§ MATERIAL FOR THIS TASK
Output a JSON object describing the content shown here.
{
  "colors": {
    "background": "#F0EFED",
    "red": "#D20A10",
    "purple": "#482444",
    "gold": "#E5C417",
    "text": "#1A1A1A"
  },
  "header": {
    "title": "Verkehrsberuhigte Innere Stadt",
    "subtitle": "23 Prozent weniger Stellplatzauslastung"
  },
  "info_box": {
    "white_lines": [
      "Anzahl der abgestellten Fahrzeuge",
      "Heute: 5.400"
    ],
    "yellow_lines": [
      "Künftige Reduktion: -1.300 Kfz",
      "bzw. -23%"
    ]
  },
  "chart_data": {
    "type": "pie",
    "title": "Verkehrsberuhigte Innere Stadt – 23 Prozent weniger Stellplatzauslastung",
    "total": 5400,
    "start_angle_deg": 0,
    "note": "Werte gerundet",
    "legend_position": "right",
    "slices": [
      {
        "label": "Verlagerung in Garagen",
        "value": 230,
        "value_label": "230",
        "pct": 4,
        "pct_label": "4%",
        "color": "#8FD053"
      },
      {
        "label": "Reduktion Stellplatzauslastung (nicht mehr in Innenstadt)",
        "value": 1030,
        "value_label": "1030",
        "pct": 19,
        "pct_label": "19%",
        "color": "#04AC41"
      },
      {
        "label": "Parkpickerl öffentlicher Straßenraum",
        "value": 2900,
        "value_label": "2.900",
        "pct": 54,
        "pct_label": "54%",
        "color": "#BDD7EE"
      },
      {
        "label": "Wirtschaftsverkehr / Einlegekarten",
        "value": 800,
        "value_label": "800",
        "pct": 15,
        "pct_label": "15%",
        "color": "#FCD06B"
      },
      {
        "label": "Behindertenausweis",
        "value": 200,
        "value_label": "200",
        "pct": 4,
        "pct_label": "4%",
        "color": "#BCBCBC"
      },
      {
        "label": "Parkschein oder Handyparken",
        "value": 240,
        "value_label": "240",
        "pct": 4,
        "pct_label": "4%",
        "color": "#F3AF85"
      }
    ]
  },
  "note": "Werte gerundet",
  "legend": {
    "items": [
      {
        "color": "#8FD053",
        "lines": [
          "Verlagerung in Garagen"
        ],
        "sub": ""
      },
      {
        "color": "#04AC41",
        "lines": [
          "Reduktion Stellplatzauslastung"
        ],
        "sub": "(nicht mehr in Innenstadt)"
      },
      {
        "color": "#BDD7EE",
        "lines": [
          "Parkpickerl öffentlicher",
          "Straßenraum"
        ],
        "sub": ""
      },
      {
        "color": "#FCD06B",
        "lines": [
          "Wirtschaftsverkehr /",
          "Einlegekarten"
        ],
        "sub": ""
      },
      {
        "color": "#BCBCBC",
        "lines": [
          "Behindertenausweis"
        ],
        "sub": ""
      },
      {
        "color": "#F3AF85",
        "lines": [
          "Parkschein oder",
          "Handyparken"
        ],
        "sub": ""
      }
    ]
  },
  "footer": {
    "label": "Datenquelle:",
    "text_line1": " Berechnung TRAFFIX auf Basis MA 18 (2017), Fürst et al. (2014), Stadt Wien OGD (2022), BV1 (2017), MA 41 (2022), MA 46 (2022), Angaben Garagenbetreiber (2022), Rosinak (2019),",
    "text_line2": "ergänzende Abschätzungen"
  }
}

§ WHAT IS REQUIRED
Take the lines above and retype all of them exactly.

§ RESULT
Output a JSON object describing the content shown here.
{
  "colors": {
    "background": "#F0EFED",
    "red": "#D20A10",
    "purple": "#482444",
    "gold": "#E5C417",
    "text": "#1A1A1A"
  },
  "header": {
    "title": "Verkehrsberuhigte Innere Stadt",
    "subtitle": "23 Prozent weniger Stellplatzauslastung"
  },
  "info_box": {
    "white_lines": [
      "Anzahl der abgestellten Fahrzeuge",
      "Heute: 5.400"
    ],
    "yellow_lines": [
      "Künftige Reduktion: -1.300 Kfz",
      "bzw. -23%"
    ]
  },
  "chart_data": {
    "type": "pie",
    "title": "Verkehrsberuhigte Innere Stadt – 23 Prozent weniger Stellplatzauslastung",
    "total": 5400,
    "start_angle_deg": 0,
    "note": "Werte gerundet",
    "legend_position": "right",
    "slices": [
      {
        "label": "Verlagerung in Garagen",
        "value": 230,
        "value_label": "230",
        "pct": 4,
        "pct_label": "4%",
        "color": "#8FD053"
      },
      {
        "label": "Reduktion Stellplatzauslastung (nicht mehr in Innenstadt)",
        "value": 1030,
        "value_label": "1030",
        "pct": 19,
        "pct_label": "19%",
        "color": "#04AC41"
      },
      {
        "label": "Parkpickerl öffentlicher Straßenraum",
        "value": 2900,
        "value_label": "2.900",
        "pct": 54,
        "pct_label": "54%",
        "color": "#BDD7EE"
      },
      {
        "label": "Wirtschaftsverkehr / Einlegekarten",
        "value": 800,
        "value_label": "800",
        "pct": 15,
        "pct_label": "15%",
        "color": "#FCD06B"
      },
      {
        "label": "Behindertenausweis",
        "value": 200,
        "value_label": "200",
        "pct": 4,
        "pct_label": "4%",
        "color": "#BCBCBC"
      },
      {
        "label": "Parkschein oder Handyparken",
        "value": 240,
        "value_label": "240",
        "pct": 4,
        "pct_label": "4%",
        "color": "#F3AF85"
      }
    ]
  },
  "note": "Werte gerundet",
  "legend": {
    "items": [
      {
        "color": "#8FD053",
        "lines": [
          "Verlagerung in Garagen"
        ],
        "sub": ""
      },
      {
        "color": "#04AC41",
        "lines": [
          "Reduktion Stellplatzauslastung"
        ],
        "sub": "(nicht mehr in Innenstadt)"
      },
      {
        "color": "#BDD7EE",
        "lines": [
          "Parkpickerl öffentlicher",
          "Straßenraum"
        ],
        "sub": ""
      },
      {
        "color": "#FCD06B",
        "lines": [
          "Wirtschaftsverkehr /",
          "Einlegekarten"
        ],
        "sub": ""
      },
      {
        "color": "#BCBCBC",
        "lines": [
          "Behindertenausweis"
        ],
        "sub": ""
      },
      {
        "color": "#F3AF85",
        "lines": [
          "Parkschein oder",
          "Handyparken"
        ],
        "sub": ""
      }
    ]
  },
  "footer": {
    "label": "Datenquelle:",
    "text_line1": " Berechnung TRAFFIX auf Basis MA 18 (2017), Fürst et al. (2014), Stadt Wien OGD (2022), BV1 (2017), MA 41 (2022), MA 46 (2022), Angaben Garagenbetreiber (2022), Rosinak (2019),",
    "text_line2": "ergänzende Abschätzungen"
  }
}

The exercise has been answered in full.